> _What you are asked to do_: Across the listing below, how many lines hold "selection"? Reply with the number by itself.
* begin Records supplied *
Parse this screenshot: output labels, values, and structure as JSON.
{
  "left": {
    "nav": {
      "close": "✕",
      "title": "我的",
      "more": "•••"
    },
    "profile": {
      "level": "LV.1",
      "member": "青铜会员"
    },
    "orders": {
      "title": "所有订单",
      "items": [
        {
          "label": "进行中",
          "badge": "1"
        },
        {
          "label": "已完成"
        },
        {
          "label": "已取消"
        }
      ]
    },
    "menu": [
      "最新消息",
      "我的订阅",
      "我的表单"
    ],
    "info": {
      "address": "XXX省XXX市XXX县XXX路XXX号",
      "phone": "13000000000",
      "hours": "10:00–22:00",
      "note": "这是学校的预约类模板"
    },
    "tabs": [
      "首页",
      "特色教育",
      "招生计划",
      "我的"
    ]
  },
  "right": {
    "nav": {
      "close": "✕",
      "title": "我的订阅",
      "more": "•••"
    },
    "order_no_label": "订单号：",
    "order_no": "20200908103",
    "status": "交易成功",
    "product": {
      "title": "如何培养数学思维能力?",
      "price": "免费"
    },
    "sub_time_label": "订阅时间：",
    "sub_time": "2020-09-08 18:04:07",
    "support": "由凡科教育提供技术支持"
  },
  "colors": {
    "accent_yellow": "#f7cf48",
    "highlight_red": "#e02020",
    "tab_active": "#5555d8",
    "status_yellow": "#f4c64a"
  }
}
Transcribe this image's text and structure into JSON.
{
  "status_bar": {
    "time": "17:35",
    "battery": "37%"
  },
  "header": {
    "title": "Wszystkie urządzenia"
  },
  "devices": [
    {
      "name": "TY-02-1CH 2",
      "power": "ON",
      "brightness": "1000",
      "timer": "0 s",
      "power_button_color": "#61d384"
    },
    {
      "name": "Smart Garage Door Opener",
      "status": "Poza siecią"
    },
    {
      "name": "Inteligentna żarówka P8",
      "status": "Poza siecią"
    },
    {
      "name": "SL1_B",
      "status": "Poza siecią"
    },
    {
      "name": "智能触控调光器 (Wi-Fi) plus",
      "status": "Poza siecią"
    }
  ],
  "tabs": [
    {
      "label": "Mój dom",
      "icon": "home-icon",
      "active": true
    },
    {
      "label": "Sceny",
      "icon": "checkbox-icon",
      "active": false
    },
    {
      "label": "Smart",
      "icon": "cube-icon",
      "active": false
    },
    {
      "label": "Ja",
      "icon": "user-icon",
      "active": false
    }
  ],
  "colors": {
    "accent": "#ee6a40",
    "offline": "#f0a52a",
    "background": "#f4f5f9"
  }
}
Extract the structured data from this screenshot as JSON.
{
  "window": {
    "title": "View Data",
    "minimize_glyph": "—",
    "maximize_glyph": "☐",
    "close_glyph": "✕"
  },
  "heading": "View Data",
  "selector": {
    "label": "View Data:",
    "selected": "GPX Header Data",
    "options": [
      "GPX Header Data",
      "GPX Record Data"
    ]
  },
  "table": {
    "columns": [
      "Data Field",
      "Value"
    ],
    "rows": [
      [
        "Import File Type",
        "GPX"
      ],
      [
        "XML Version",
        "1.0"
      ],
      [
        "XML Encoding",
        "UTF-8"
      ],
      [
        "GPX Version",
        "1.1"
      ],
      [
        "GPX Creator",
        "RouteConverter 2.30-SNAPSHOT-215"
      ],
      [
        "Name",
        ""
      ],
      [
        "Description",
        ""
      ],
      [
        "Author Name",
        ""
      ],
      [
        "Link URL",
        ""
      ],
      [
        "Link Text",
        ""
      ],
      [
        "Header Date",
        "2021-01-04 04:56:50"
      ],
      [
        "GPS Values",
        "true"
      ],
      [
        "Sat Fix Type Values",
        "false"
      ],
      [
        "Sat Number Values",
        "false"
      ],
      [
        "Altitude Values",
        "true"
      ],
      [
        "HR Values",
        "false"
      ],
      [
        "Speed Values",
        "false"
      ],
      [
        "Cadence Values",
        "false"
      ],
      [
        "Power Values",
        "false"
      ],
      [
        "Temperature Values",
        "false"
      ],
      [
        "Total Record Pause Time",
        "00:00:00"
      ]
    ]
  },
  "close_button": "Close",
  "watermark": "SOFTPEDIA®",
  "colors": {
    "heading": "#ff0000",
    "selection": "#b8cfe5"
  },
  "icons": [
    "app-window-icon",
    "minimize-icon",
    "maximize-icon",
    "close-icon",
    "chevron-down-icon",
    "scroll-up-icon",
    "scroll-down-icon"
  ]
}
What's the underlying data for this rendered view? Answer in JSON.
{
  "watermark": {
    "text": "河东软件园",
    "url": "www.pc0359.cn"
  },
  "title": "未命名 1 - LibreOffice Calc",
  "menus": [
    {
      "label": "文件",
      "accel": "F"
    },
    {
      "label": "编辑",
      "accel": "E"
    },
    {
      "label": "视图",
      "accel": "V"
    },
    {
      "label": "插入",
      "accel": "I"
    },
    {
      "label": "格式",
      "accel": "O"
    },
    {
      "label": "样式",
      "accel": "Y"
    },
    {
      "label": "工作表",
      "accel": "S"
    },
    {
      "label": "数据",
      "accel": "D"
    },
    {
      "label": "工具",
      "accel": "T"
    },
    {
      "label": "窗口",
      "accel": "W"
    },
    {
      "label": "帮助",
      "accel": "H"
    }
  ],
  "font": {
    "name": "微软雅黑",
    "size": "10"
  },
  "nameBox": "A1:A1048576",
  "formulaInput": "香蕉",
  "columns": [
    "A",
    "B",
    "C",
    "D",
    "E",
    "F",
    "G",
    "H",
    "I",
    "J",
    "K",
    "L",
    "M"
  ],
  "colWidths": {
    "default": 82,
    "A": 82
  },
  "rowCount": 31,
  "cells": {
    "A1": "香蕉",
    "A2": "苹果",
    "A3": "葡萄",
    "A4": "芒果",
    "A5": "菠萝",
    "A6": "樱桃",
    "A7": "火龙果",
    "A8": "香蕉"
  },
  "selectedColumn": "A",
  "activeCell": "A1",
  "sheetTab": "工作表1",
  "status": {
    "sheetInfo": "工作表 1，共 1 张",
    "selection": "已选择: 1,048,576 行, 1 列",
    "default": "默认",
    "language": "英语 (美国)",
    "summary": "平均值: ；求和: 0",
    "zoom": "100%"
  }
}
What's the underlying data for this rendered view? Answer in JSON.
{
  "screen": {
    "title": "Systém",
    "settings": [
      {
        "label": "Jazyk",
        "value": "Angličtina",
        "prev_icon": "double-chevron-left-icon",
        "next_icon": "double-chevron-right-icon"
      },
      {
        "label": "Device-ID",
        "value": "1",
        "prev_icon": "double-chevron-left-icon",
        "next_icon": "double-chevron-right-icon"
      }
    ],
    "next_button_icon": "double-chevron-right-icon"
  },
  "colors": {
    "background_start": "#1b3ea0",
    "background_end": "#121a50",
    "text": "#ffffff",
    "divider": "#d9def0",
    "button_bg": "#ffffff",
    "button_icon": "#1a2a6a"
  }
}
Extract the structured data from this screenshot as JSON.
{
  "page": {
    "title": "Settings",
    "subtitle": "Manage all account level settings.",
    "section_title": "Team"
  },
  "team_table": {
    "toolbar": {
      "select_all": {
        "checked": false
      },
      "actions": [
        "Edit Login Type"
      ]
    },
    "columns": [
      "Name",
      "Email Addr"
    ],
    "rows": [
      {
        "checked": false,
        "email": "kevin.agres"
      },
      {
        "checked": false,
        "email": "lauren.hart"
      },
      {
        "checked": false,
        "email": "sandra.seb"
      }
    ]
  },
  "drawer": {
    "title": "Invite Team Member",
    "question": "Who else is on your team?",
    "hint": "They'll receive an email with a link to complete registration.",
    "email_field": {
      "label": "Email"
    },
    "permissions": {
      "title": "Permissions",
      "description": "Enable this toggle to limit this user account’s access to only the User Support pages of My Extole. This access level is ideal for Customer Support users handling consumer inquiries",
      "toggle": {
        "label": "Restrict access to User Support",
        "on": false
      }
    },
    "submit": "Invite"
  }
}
* end Records supplied *
> _Task response_: 2